>> START Selected extract
The Lion & Key in Thames Street – The investigation of a mid-17th century token from London


A mid-17th century farthing token issued by by a tradesman living off Thames Street in the parish of St. Botolph, Billingsgate.

A mid-17th century farthing token issued by a tradesman living off Thames Street (possibly at Lion(‘s) Quay in the parish of St. Botolph, Billingsgate.

The above brass farthing token measures 15.5 mm and weighs 0.99 grams. It was issued in the name of a tradesman operating in, or an adjacent area to, part of Thames Street in the Billingsgate Ward of the City of London.

The design of the token may be formally described as follows;

Obverse: (mullet) THE.LYON.AND.KEY.IN , around the depiction of a lion rampant (facing left) holding a key.

Reverse: (mullet) THEMES.STREETE.1651 , around a twisted wire inner circle. A triad of initials within reads, F|.R.| (rosette) E .

We cannot be sure if the emblem on the obverse of the token is the issuer’s trade sign or a pictorial indication of his precise address. While certainly not unique, the trade sign of the lion and key was not at all common in 17th or 18th century Britain. However, in this particular example it has been suggested(1) that the trade sign was a pictorial play on words based on the name of an adjacent wharf (i.e. Lion or Lion’s Quay) which was located on the north bank of the River Thames, south off Thames Street, approximately between Billingsgate Dock and Botolph Wharf. This was one of 20 quays established in 1558 off Thames Street between London Bridge and the Tower Ditch and is clearly identified in the Agas Map of London (c.1561). The general waterfront area west of between Billingsgate up to Old London Bridge appears to have always been an important area of commercial wharfs with evidence for such dating back to the Anglo-Saxon and Roman periods.

A section of the Agas Map of London (c.1561) between Old London Bridge and Billingsgate Dock showing the approximate location of Lion(‘s) Quay.
>> END Selected extract
Task set →
1. Reproduce the passage of the token article from "The above brass" up to and including "holding a key.".
2. Answer these questions using the token article:
(a) How much does the brass farthing token weigh?
(b) What year appears in the inscription on the reverse?
(c) How many quays were established off Thames Street in 1558?
3. Rewrite the paragraph of the token article beginning "We cannot be sure" as a concise list that keeps its main facts.
>> START Supplied data
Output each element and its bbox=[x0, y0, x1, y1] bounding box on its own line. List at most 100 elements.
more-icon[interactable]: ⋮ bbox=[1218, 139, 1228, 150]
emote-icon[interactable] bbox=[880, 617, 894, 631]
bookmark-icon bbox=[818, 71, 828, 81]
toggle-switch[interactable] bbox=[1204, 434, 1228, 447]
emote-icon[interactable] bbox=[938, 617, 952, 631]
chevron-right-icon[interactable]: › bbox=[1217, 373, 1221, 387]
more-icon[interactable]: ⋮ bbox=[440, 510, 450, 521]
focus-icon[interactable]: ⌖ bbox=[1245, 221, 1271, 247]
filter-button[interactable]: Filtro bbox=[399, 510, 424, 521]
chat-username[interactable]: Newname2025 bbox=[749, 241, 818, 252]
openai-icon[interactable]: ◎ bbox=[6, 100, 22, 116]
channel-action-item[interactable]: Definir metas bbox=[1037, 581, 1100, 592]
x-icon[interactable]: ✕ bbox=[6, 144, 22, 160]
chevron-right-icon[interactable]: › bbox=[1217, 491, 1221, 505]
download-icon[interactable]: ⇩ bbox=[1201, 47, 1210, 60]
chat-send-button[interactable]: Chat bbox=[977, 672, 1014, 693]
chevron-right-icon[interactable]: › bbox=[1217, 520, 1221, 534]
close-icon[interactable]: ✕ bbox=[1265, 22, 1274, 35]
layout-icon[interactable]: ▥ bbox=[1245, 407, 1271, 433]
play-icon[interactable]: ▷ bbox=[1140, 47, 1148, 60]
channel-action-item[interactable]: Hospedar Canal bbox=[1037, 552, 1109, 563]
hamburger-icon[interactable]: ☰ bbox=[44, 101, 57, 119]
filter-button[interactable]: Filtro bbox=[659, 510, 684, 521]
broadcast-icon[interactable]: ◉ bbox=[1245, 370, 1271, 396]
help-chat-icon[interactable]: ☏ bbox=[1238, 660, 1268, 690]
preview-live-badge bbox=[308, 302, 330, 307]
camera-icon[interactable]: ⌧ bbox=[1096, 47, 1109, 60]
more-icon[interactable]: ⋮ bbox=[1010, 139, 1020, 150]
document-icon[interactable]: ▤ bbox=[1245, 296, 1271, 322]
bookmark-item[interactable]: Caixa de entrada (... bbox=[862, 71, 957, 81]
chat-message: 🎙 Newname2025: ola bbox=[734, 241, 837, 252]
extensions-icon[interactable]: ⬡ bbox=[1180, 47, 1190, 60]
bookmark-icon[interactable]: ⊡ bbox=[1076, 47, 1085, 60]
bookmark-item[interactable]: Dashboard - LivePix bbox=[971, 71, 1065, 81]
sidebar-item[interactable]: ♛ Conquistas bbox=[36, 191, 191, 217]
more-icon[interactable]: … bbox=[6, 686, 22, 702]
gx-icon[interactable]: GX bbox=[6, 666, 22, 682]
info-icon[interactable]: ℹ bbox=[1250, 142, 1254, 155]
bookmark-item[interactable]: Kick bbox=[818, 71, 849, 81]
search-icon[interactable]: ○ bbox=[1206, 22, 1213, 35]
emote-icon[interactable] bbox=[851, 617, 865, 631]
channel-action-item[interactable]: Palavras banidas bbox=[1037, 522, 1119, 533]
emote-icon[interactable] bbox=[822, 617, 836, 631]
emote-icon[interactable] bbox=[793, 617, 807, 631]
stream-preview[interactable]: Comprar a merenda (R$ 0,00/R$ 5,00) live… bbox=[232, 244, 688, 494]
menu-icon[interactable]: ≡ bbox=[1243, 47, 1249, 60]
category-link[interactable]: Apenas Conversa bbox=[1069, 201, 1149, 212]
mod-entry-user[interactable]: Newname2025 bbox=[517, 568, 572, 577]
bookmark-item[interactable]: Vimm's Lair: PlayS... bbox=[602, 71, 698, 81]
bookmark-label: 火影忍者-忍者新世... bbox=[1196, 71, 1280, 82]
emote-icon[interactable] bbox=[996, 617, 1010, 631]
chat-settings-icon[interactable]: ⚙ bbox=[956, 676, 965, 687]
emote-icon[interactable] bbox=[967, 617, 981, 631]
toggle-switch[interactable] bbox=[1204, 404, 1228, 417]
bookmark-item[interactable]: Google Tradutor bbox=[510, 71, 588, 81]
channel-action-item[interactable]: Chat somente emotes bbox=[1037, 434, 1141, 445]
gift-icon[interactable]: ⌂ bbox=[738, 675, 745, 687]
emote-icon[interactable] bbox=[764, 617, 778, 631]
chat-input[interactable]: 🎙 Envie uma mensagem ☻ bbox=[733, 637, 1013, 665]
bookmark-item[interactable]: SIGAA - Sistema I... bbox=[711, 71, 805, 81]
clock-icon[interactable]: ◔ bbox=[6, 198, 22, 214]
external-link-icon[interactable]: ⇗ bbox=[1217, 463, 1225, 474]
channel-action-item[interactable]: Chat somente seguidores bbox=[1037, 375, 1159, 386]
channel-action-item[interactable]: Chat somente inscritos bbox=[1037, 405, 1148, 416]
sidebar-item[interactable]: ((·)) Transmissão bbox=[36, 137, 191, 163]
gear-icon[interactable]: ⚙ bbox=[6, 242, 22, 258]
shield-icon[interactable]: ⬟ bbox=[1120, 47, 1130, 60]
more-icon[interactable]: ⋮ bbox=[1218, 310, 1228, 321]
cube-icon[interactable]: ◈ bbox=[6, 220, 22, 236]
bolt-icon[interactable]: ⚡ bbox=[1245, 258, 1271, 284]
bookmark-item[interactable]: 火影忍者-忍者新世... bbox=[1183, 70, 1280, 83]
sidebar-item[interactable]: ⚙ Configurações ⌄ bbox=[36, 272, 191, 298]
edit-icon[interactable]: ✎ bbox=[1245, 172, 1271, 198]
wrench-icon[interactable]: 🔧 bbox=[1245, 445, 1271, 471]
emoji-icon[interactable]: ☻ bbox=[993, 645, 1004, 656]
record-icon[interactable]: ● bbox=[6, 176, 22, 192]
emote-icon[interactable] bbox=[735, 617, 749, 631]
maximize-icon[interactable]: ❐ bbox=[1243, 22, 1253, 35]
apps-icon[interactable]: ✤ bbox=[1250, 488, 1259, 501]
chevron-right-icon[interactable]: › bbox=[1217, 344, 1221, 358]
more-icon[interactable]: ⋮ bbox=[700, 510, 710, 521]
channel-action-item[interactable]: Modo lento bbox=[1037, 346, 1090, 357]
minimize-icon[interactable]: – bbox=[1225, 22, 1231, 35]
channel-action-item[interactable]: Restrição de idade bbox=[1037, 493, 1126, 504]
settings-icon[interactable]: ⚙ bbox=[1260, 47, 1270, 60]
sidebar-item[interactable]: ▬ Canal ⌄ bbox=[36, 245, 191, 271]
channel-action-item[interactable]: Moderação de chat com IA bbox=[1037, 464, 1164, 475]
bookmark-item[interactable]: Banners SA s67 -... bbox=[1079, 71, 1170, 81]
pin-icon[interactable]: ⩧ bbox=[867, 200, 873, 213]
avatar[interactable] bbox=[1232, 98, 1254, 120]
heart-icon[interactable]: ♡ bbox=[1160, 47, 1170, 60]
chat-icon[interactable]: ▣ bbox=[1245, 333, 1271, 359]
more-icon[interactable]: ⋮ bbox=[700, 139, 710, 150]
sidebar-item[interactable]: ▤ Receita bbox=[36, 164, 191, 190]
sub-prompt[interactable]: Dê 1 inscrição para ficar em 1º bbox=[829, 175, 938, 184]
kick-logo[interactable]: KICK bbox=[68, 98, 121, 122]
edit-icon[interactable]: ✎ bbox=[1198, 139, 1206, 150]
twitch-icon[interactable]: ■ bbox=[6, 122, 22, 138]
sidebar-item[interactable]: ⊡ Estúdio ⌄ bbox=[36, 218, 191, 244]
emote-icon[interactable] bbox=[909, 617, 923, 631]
>> END Supplied data
Task responses →
1.
The above brass farthing token measures 15.5 mm and weighs 0.99 grams. It was issued in the name of a tradesman operating in, or an adjacent area to, part of Thames Street in the Billingsgate Ward of the City of London.

The design of the token may be formally described as follows;

Obverse: (mullet) THE.LYON.AND.KEY.IN , around the depiction of a lion rampant (facing left) holding a key.

2.
(a) 0.99 grams
(b) 1651
(c) 20

3.
- The obverse emblem may be the issuer's trade sign or a pictorial indication of his precise address.
- The lion and key trade sign was not unique, but it was uncommon in 17th- and 18th-century Britain.
- It has been suggested that the sign was a pictorial play on words based on the name of an adjacent wharf, Lion or Lion's Quay.
- Lion's Quay lay on the north bank of the River Thames, south off Thames Street, roughly between Billingsgate Dock and Botolph Wharf.
- It was one of 20 quays established in 1558 off Thames Street between London Bridge and the Tower Ditch, and it is clearly identified in the Agas Map of London (c.1561).
- The waterfront from Billingsgate up to Old London Bridge appears always to have been an important area of commercial wharfs, with evidence dating back to the Anglo-Saxon and Roman periods.